__Task__
Repeat the lines below exactly as they appear, but leave out the images.

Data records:
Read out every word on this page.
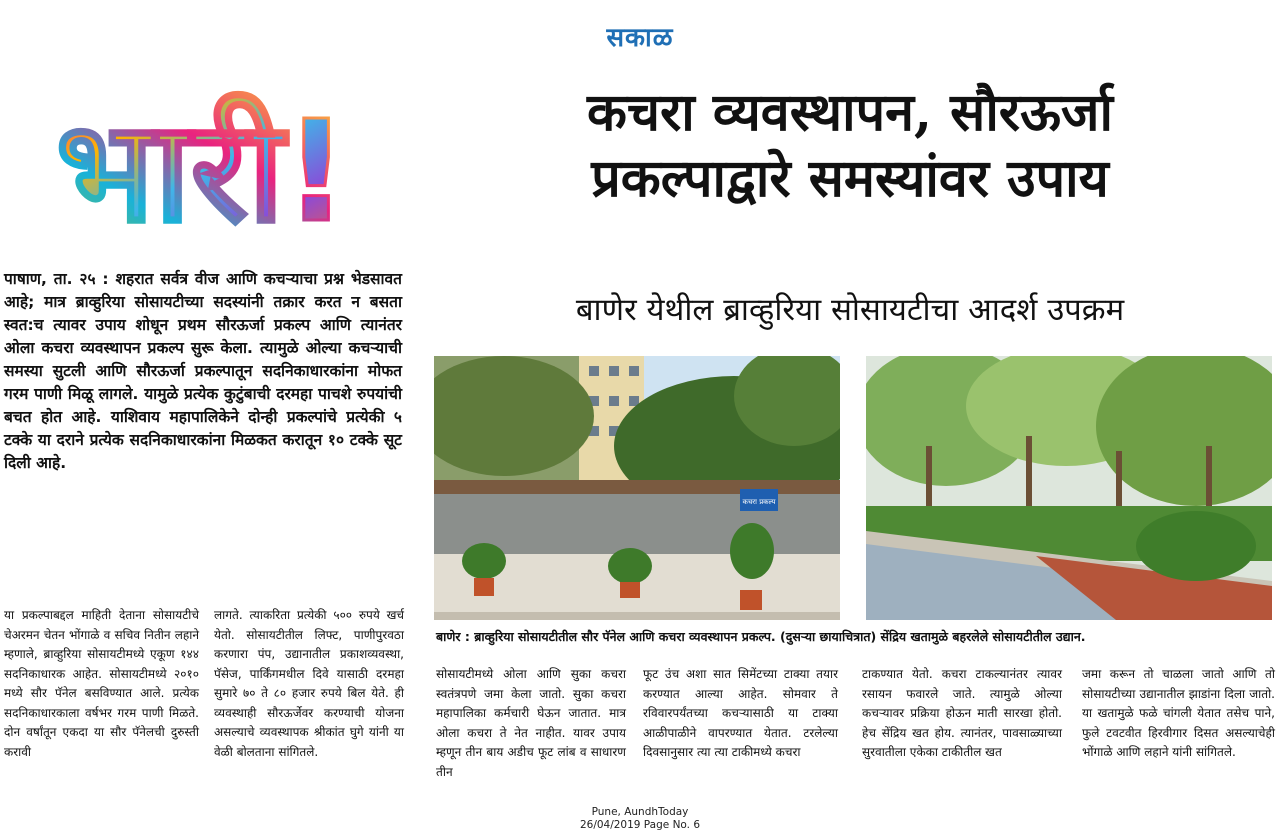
सकाळ
भारी!	कचरा व्यवस्थापन, सौरऊर्जा
प्रकल्पाद्वारे समस्यांवर उपाय
बाणेर येथील ब्राव्हुरिया सोसायटीचा आदर्श उपक्रम
पाषाण, ता. २५ : शहरात सर्वत्र वीज आणि कचऱ्याचा प्रश्न भेडसावत आहे; मात्र ब्राव्हुरिया सोसायटीच्या सदस्यांनी तक्रार करत न बसता स्वत:च त्यावर उपाय शोधून प्रथम सौरऊर्जा प्रकल्प आणि त्यानंतर ओला कचरा व्यवस्थापन प्रकल्प सुरू केला. त्यामुळे ओल्या कचऱ्याची समस्या सुटली आणि सौरऊर्जा प्रकल्पातून सदनिकाधारकांना मोफत गरम पाणी मिळू लागले. यामुळे प्रत्येक कुटुंबाची दरमहा पाचशे रुपयांची बचत होत आहे. याशिवाय महापालिकेने दोन्ही प्रकल्पांचे प्रत्येकी ५ टक्के या दराने प्रत्येक सदनिकाधारकांना मिळकत करातून १० टक्के सूट दिली आहे.
या प्रकल्पाबद्दल माहिती देताना सोसायटीचे चेअरमन चेतन भोंगाळे व सचिव नितीन लहाने म्हणाले, ब्राव्हुरिया सोसायटीमध्ये एकूण १४४ सदनिकाधारक आहेत. सोसायटीमध्ये २०१० मध्ये सौर पॅनेल बसविण्यात आले. प्रत्येक सदनिकाधारकाला वर्षभर गरम पाणी मिळते. दोन वर्षांतून एकदा या सौर पॅनेलची दुरुस्ती करावी
लागते. त्याकरिता प्रत्येकी ५०० रुपये खर्च येतो. सोसायटीतील लिफ्ट, पाणीपुरवठा करणारा पंप, उद्यानातील प्रकाशव्यवस्था, पॅसेज, पार्किंगमधील दिवे यासाठी दरमहा सुमारे ७० ते ८० हजार रुपये बिल येते. ही व्यवस्थाही सौरऊर्जेवर करण्याची योजना असल्याचे व्यवस्थापक श्रीकांत घुगे यांनी या वेळी बोलताना सांगितले.
कचरा प्रकल्प
बाणेर : ब्राव्हुरिया सोसायटीतील सौर पॅनेल आणि कचरा व्यवस्थापन प्रकल्प. (दुसऱ्या छायाचित्रात) सेंद्रिय खतामुळे बहरलेले सोसायटीतील उद्यान.
सोसायटीमध्ये ओला आणि सुका कचरा स्वतंत्रपणे जमा केला जातो. सुका कचरा महापालिका कर्मचारी घेऊन जातात. मात्र ओला कचरा ते नेत नाहीत. यावर उपाय म्हणून तीन बाय अडीच फूट लांब व साधारण तीन
फूट उंच अशा सात सिमेंटच्या टाक्या तयार करण्यात आल्या आहेत. सोमवार ते रविवारपर्यंतच्या कचऱ्यासाठी या टाक्या आळीपाळीने वापरण्यात येतात. टरलेल्या दिवसानुसार त्या त्या टाकीमध्ये कचरा
टाकण्यात येतो. कचरा टाकल्यानंतर त्यावर रसायन फवारले जाते. त्यामुळे ओल्या कचऱ्यावर प्रक्रिया होऊन माती सारखा होतो. हेच सेंद्रिय खत होय. त्यानंतर, पावसाळ्याच्या सुरवातीला एकेका टाकीतील खत
जमा करून तो चाळला जातो आणि तो सोसायटीच्या उद्यानातील झाडांना दिला जातो. या खतामुळे फळे चांगली येतात तसेच पाने, फुले टवटवीत हिरवीगार दिसत असल्याचेही भोंगाळे आणि लहाने यांनी सांगितले.
Pune, AundhToday
26/04/2019 Page No. 6
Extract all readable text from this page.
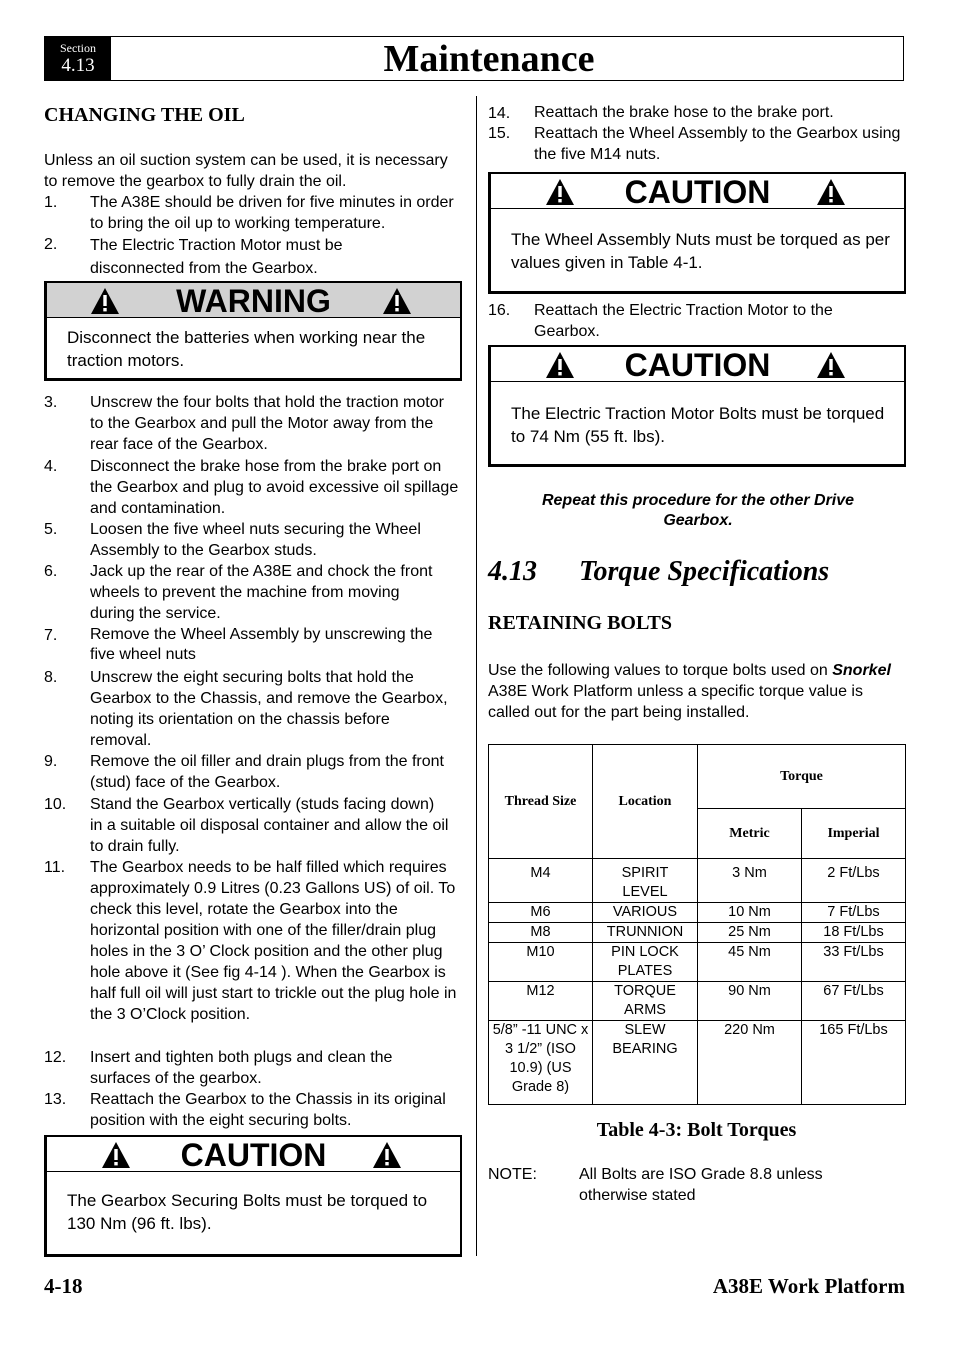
Section
4.13	Maintenance
CHANGING THE OIL

Unless an oil suction system can be used, it is necessary to remove the gearbox to fully drain the oil.

1. The A38E should be driven for five minutes in order to bring the oil up to working temperature.
2. The Electric Traction Motor must be disconnected from the Gearbox.
WARNING
Disconnect the batteries when working near the traction motors.
3. Unscrew the four bolts that hold the traction motor to the Gearbox and pull the Motor away from the rear face of the Gearbox.
4. Disconnect the brake hose from the brake port on the Gearbox and plug to avoid excessive oil spillage and contamination.
5. Loosen the five wheel nuts securing the Wheel Assembly to the Gearbox studs.
6. Jack up the rear of the A38E and chock the front wheels to prevent the machine from moving during the service.
7. Remove the Wheel Assembly by unscrewing the five wheel nuts
8. Unscrew the eight securing bolts that hold the Gearbox to the Chassis, and remove the Gearbox, noting its orientation on the chassis before removal.
9. Remove the oil filler and drain plugs from the front (stud) face of the Gearbox.
10. Stand the Gearbox vertically (studs facing down) in a suitable oil disposal container and allow the oil to drain fully.
11. The Gearbox needs to be half filled which requires approximately 0.9 Litres (0.23 Gallons US) of oil. To check this level, rotate the Gearbox into the horizontal position with one of the filler/drain plug holes in the 3 O’ Clock position and the other plug hole above it (See fig 4-14 ). When the Gearbox is half full oil will just start to trickle out the plug hole in the 3 O’Clock position.
12. Insert and tighten both plugs and clean the surfaces of the gearbox.
13. Reattach the Gearbox to the Chassis in its original position with the eight securing bolts.
CAUTION
The Gearbox Securing Bolts must be torqued to 130 Nm (96 ft. lbs).
14. Reattach the brake hose to the brake port.
15. Reattach the Wheel Assembly to the Gearbox using the five M14 nuts.
CAUTION
The Wheel Assembly Nuts must be torqued as per values given in Table 4-1.
16. Reattach the Electric Traction Motor to the Gearbox.
CAUTION
The Electric Traction Motor Bolts must be torqued to 74 Nm (55 ft. lbs).
Repeat this procedure for the other Drive Gearbox.
4.13 Torque Specifications
RETAINING BOLTS

Use the following values to torque bolts used on Snorkel A38E Work Platform unless a specific torque value is called out for the part being installed.

Thread Size	Location	Torque	
		Metric	Imperial
M4	SPIRIT LEVEL	3 Nm	2 Ft/Lbs
M6	VARIOUS	10 Nm	7 Ft/Lbs
M8	TRUNNION	25 Nm	18 Ft/Lbs
M10	PIN LOCK PLATES	45 Nm	33 Ft/Lbs
M12	TORQUE ARMS	90 Nm	67 Ft/Lbs
5/8” -11 UNC x 3 1/2” (ISO 10.9) (US Grade 8)	SLEW BEARING	220 Nm	165 Ft/Lbs
Table 4-3: Bolt Torques
NOTE:	All Bolts are ISO Grade 8.8 unless otherwise stated
4-18	A38E Work Platform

__Reply to the exercise__
Read out every word on this page.
सकाळ
भारी!	कचरा व्यवस्थापन, सौरऊर्जा
प्रकल्पाद्वारे समस्यांवर उपाय
बाणेर येथील ब्राव्हुरिया सोसायटीचा आदर्श उपक्रम
पाषाण, ता. २५ : शहरात सर्वत्र वीज आणि कचऱ्याचा प्रश्न भेडसावत आहे; मात्र ब्राव्हुरिया सोसायटीच्या सदस्यांनी तक्रार करत न बसता स्वत:च त्यावर उपाय शोधून प्रथम सौरऊर्जा प्रकल्प आणि त्यानंतर ओला कचरा व्यवस्थापन प्रकल्प सुरू केला. त्यामुळे ओल्या कचऱ्याची समस्या सुटली आणि सौरऊर्जा प्रकल्पातून सदनिकाधारकांना मोफत गरम पाणी मिळू लागले. यामुळे प्रत्येक कुटुंबाची दरमहा पाचशे रुपयांची बचत होत आहे. याशिवाय महापालिकेने दोन्ही प्रकल्पांचे प्रत्येकी ५ टक्के या दराने प्रत्येक सदनिकाधारकांना मिळकत करातून १० टक्के सूट दिली आहे.
या प्रकल्पाबद्दल माहिती देताना सोसायटीचे चेअरमन चेतन भोंगाळे व सचिव नितीन लहाने म्हणाले, ब्राव्हुरिया सोसायटीमध्ये एकूण १४४ सदनिकाधारक आहेत. सोसायटीमध्ये २०१० मध्ये सौर पॅनेल बसविण्यात आले. प्रत्येक सदनिकाधारकाला वर्षभर गरम पाणी मिळते. दोन वर्षांतून एकदा या सौर पॅनेलची दुरुस्ती करावी
लागते. त्याकरिता प्रत्येकी ५०० रुपये खर्च येतो. सोसायटीतील लिफ्ट, पाणीपुरवठा करणारा पंप, उद्यानातील प्रकाशव्यवस्था, पॅसेज, पार्किंगमधील दिवे यासाठी दरमहा सुमारे ७० ते ८० हजार रुपये बिल येते. ही व्यवस्थाही सौरऊर्जेवर करण्याची योजना असल्याचे व्यवस्थापक श्रीकांत घुगे यांनी या वेळी बोलताना सांगितले.
कचरा प्रकल्प
बाणेर : ब्राव्हुरिया सोसायटीतील सौर पॅनेल आणि कचरा व्यवस्थापन प्रकल्प. (दुसऱ्या छायाचित्रात) सेंद्रिय खतामुळे बहरलेले सोसायटीतील उद्यान.
सोसायटीमध्ये ओला आणि सुका कचरा स्वतंत्रपणे जमा केला जातो. सुका कचरा महापालिका कर्मचारी घेऊन जातात. मात्र ओला कचरा ते नेत नाहीत. यावर उपाय म्हणून तीन बाय अडीच फूट लांब व साधारण तीन
फूट उंच अशा सात सिमेंटच्या टाक्या तयार करण्यात आल्या आहेत. सोमवार ते रविवारपर्यंतच्या कचऱ्यासाठी या टाक्या आळीपाळीने वापरण्यात येतात. टरलेल्या दिवसानुसार त्या त्या टाकीमध्ये कचरा
टाकण्यात येतो. कचरा टाकल्यानंतर त्यावर रसायन फवारले जाते. त्यामुळे ओल्या कचऱ्यावर प्रक्रिया होऊन माती सारखा होतो. हेच सेंद्रिय खत होय. त्यानंतर, पावसाळ्याच्या सुरवातीला एकेका टाकीतील खत
जमा करून तो चाळला जातो आणि तो सोसायटीच्या उद्यानातील झाडांना दिला जातो. या खतामुळे फळे चांगली येतात तसेच पाने, फुले टवटवीत हिरवीगार दिसत असल्याचेही भोंगाळे आणि लहाने यांनी सांगितले.
Pune, AundhToday
26/04/2019 Page No. 6
Extract all readable text from this page.
Section
4.13	Maintenance
CHANGING THE OIL

Unless an oil suction system can be used, it is necessary to remove the gearbox to fully drain the oil.

1. The A38E should be driven for five minutes in order to bring the oil up to working temperature.
2. The Electric Traction Motor must be disconnected from the Gearbox.
WARNING
Disconnect the batteries when working near the traction motors.
3. Unscrew the four bolts that hold the traction motor to the Gearbox and pull the Motor away from the rear face of the Gearbox.
4. Disconnect the brake hose from the brake port on the Gearbox and plug to avoid excessive oil spillage and contamination.
5. Loosen the five wheel nuts securing the Wheel Assembly to the Gearbox studs.
6. Jack up the rear of the A38E and chock the front wheels to prevent the machine from moving during the service.
7. Remove the Wheel Assembly by unscrewing the five wheel nuts
8. Unscrew the eight securing bolts that hold the Gearbox to the Chassis, and remove the Gearbox, noting its orientation on the chassis before removal.
9. Remove the oil filler and drain plugs from the front (stud) face of the Gearbox.
10. Stand the Gearbox vertically (studs facing down) in a suitable oil disposal container and allow the oil to drain fully.
11. The Gearbox needs to be half filled which requires approximately 0.9 Litres (0.23 Gallons US) of oil. To check this level, rotate the Gearbox into the horizontal position with one of the filler/drain plug holes in the 3 O’ Clock position and the other plug hole above it (See fig 4-14 ). When the Gearbox is half full oil will just start to trickle out the plug hole in the 3 O’Clock position.
12. Insert and tighten both plugs and clean the surfaces of the gearbox.
13. Reattach the Gearbox to the Chassis in its original position with the eight securing bolts.
CAUTION
The Gearbox Securing Bolts must be torqued to 130 Nm (96 ft. lbs).
14. Reattach the brake hose to the brake port.
15. Reattach the Wheel Assembly to the Gearbox using the five M14 nuts.
CAUTION
The Wheel Assembly Nuts must be torqued as per values given in Table 4-1.
16. Reattach the Electric Traction Motor to the Gearbox.
CAUTION
The Electric Traction Motor Bolts must be torqued to 74 Nm (55 ft. lbs).
Repeat this procedure for the other Drive Gearbox.
4.13 Torque Specifications
RETAINING BOLTS

Use the following values to torque bolts used on Snorkel A38E Work Platform unless a specific torque value is called out for the part being installed.

Thread Size	Location	Torque	
		Metric	Imperial
M4	SPIRIT LEVEL	3 Nm	2 Ft/Lbs
M6	VARIOUS	10 Nm	7 Ft/Lbs
M8	TRUNNION	25 Nm	18 Ft/Lbs
M10	PIN LOCK PLATES	45 Nm	33 Ft/Lbs
M12	TORQUE ARMS	90 Nm	67 Ft/Lbs
5/8” -11 UNC x 3 1/2” (ISO 10.9) (US Grade 8)	SLEW BEARING	220 Nm	165 Ft/Lbs
Table 4-3: Bolt Torques
NOTE:	All Bolts are ISO Grade 8.8 unless otherwise stated
4-18	A38E Work Platform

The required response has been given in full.